**Work to complete**: Listed below are entries; give the number of lines among them that include "ffffff", and only that number.

--------------------------------

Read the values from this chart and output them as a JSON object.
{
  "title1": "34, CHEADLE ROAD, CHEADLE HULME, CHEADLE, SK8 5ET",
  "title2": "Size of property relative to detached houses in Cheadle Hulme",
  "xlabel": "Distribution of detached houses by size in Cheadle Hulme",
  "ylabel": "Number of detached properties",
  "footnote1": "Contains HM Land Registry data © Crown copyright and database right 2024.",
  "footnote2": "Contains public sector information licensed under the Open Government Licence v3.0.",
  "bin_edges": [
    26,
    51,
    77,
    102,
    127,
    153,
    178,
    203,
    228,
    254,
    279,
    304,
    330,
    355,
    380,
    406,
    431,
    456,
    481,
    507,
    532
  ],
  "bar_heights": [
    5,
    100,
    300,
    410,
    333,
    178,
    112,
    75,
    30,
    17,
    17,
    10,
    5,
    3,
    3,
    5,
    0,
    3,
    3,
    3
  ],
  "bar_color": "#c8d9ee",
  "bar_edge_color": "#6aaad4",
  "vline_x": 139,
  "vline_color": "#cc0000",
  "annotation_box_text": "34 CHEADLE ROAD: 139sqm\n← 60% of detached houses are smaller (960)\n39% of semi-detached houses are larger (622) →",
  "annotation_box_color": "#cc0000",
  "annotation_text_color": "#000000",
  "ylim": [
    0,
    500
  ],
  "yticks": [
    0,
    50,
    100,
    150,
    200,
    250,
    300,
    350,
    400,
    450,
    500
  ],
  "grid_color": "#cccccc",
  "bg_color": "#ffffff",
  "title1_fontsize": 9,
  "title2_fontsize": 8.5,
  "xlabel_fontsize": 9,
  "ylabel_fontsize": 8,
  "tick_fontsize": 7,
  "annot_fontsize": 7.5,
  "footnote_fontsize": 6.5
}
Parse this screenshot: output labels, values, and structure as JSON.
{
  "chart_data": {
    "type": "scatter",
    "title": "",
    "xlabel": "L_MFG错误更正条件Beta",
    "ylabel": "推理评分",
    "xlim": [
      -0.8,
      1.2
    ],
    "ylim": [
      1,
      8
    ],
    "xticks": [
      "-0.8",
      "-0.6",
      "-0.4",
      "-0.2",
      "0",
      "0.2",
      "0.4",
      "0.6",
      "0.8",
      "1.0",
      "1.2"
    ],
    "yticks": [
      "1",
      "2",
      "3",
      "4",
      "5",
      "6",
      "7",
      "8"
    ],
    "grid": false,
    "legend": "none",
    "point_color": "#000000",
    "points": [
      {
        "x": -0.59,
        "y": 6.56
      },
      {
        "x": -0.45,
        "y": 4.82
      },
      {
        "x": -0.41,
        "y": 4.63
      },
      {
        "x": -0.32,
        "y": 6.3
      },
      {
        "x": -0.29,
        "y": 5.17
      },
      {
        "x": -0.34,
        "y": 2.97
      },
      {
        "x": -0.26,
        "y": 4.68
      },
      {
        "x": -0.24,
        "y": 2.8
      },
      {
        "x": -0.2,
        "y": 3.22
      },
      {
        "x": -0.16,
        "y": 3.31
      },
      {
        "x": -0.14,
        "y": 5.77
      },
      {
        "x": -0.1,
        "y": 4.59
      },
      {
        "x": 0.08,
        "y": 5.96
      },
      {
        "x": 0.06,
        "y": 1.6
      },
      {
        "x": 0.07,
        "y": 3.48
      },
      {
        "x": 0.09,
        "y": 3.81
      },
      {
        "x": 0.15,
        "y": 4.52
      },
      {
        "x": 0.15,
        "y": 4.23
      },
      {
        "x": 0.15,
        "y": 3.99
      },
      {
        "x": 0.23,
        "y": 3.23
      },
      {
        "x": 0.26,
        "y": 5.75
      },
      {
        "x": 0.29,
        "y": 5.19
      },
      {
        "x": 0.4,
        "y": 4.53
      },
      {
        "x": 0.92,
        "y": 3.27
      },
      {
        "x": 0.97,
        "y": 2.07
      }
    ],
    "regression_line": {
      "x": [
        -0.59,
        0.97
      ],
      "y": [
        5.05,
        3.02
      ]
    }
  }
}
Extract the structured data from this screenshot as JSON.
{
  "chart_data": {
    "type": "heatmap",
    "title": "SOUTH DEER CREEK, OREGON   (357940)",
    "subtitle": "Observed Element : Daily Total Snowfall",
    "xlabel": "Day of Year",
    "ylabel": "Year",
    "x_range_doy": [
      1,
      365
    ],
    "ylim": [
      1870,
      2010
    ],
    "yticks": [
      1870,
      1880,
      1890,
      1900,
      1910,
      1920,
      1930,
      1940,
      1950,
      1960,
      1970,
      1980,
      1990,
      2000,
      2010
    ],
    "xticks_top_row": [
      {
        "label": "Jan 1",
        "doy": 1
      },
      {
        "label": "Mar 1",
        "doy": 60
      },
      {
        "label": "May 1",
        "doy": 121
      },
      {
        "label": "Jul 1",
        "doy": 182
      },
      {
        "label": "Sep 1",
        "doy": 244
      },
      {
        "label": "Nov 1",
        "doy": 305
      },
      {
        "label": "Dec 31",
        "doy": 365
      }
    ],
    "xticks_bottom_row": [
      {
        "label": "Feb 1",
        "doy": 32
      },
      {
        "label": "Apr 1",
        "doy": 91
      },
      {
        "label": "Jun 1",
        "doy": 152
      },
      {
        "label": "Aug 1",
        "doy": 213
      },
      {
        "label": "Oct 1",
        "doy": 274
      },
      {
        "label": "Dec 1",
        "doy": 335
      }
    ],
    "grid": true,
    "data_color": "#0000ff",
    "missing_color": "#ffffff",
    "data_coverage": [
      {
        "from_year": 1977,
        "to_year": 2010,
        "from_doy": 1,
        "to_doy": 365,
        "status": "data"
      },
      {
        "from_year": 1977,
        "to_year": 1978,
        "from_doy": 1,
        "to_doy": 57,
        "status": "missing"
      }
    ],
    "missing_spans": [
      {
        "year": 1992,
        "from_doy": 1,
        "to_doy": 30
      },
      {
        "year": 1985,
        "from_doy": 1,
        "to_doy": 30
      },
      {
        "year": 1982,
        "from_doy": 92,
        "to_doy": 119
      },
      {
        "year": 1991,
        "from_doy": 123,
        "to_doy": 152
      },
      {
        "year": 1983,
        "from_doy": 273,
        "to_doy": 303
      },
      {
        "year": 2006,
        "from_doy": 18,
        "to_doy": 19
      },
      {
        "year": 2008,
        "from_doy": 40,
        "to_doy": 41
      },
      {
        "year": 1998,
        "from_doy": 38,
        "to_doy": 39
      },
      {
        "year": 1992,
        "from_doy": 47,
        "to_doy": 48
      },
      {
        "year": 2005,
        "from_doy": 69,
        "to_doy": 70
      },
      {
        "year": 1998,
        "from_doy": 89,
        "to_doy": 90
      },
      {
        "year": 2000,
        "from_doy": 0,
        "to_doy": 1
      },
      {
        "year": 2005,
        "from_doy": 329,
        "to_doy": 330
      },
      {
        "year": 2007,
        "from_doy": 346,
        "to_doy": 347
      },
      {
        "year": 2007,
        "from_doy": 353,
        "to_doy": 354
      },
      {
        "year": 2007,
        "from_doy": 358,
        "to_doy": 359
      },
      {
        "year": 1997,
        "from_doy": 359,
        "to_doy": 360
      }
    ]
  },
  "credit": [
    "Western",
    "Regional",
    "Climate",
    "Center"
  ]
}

--------------------------------

**Worked answer**: 2